# GIVEN EXERCISE:
Print the entries below word for word; the pictures stay out of your copy.

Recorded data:

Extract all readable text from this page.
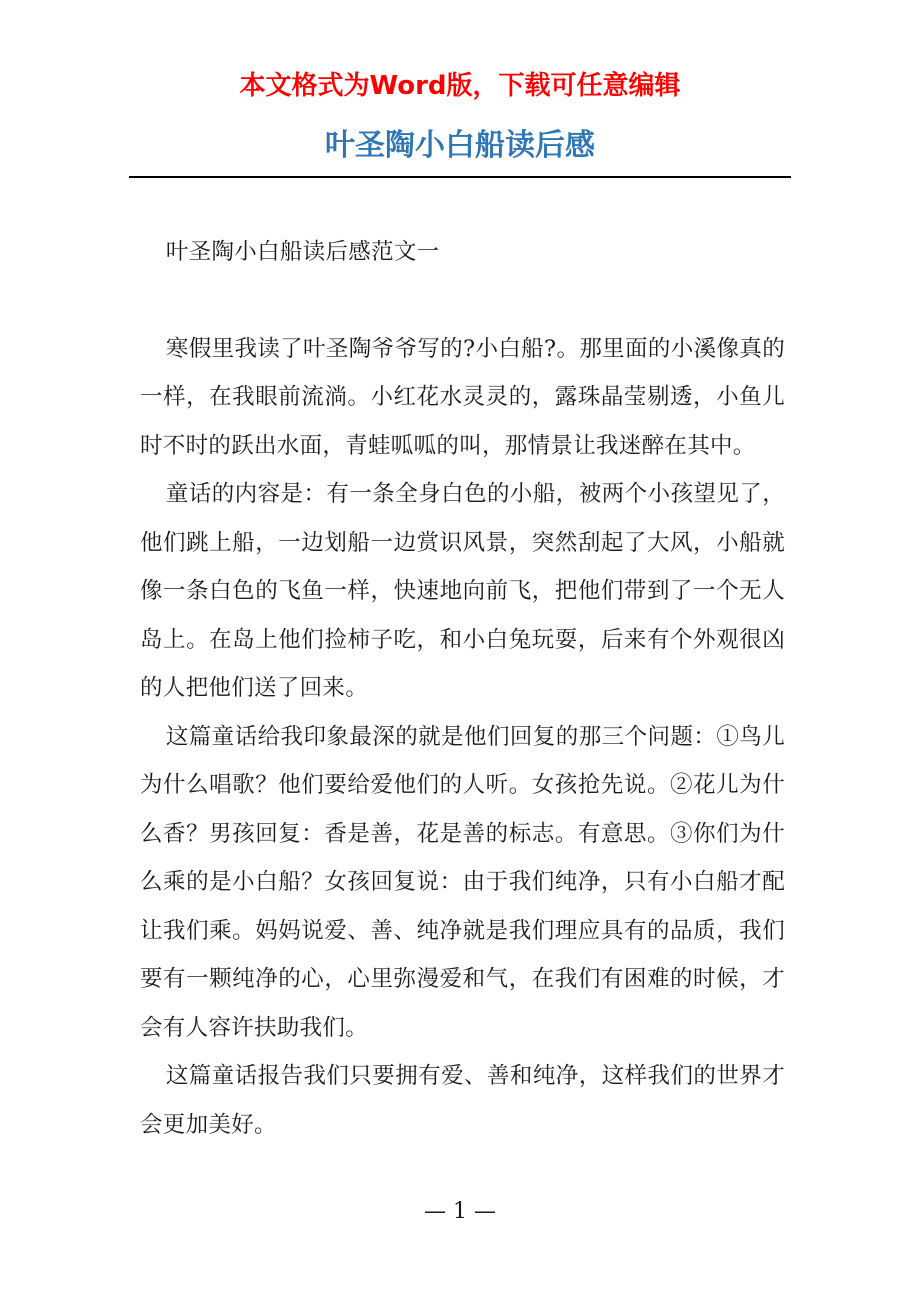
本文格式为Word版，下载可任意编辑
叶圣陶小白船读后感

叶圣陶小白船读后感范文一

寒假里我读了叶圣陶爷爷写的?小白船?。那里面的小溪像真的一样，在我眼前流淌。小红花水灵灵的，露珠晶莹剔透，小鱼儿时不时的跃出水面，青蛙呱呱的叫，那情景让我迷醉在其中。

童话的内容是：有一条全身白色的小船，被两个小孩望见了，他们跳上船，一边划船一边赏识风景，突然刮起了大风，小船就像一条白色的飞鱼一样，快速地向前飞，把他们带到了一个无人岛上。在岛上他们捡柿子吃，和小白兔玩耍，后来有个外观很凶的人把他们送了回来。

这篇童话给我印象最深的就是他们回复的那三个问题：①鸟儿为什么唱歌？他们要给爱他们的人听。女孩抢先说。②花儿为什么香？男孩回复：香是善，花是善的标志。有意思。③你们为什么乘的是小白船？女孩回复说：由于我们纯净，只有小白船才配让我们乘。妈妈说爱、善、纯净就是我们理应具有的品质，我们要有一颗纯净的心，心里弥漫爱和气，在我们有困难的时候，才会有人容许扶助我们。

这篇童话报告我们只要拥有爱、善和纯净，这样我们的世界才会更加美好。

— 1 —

# CORRECT ANSWER:
Extract all readable text from this page.
本文格式为Word版，下载可任意编辑
叶圣陶小白船读后感

叶圣陶小白船读后感范文一

寒假里我读了叶圣陶爷爷写的?小白船?。那里面的小溪像真的一样，在我眼前流淌。小红花水灵灵的，露珠晶莹剔透，小鱼儿时不时的跃出水面，青蛙呱呱的叫，那情景让我迷醉在其中。

童话的内容是：有一条全身白色的小船，被两个小孩望见了，他们跳上船，一边划船一边赏识风景，突然刮起了大风，小船就像一条白色的飞鱼一样，快速地向前飞，把他们带到了一个无人岛上。在岛上他们捡柿子吃，和小白兔玩耍，后来有个外观很凶的人把他们送了回来。

这篇童话给我印象最深的就是他们回复的那三个问题：①鸟儿为什么唱歌？他们要给爱他们的人听。女孩抢先说。②花儿为什么香？男孩回复：香是善，花是善的标志。有意思。③你们为什么乘的是小白船？女孩回复说：由于我们纯净，只有小白船才配让我们乘。妈妈说爱、善、纯净就是我们理应具有的品质，我们要有一颗纯净的心，心里弥漫爱和气，在我们有困难的时候，才会有人容许扶助我们。

这篇童话报告我们只要拥有爱、善和纯净，这样我们的世界才会更加美好。

— 1 —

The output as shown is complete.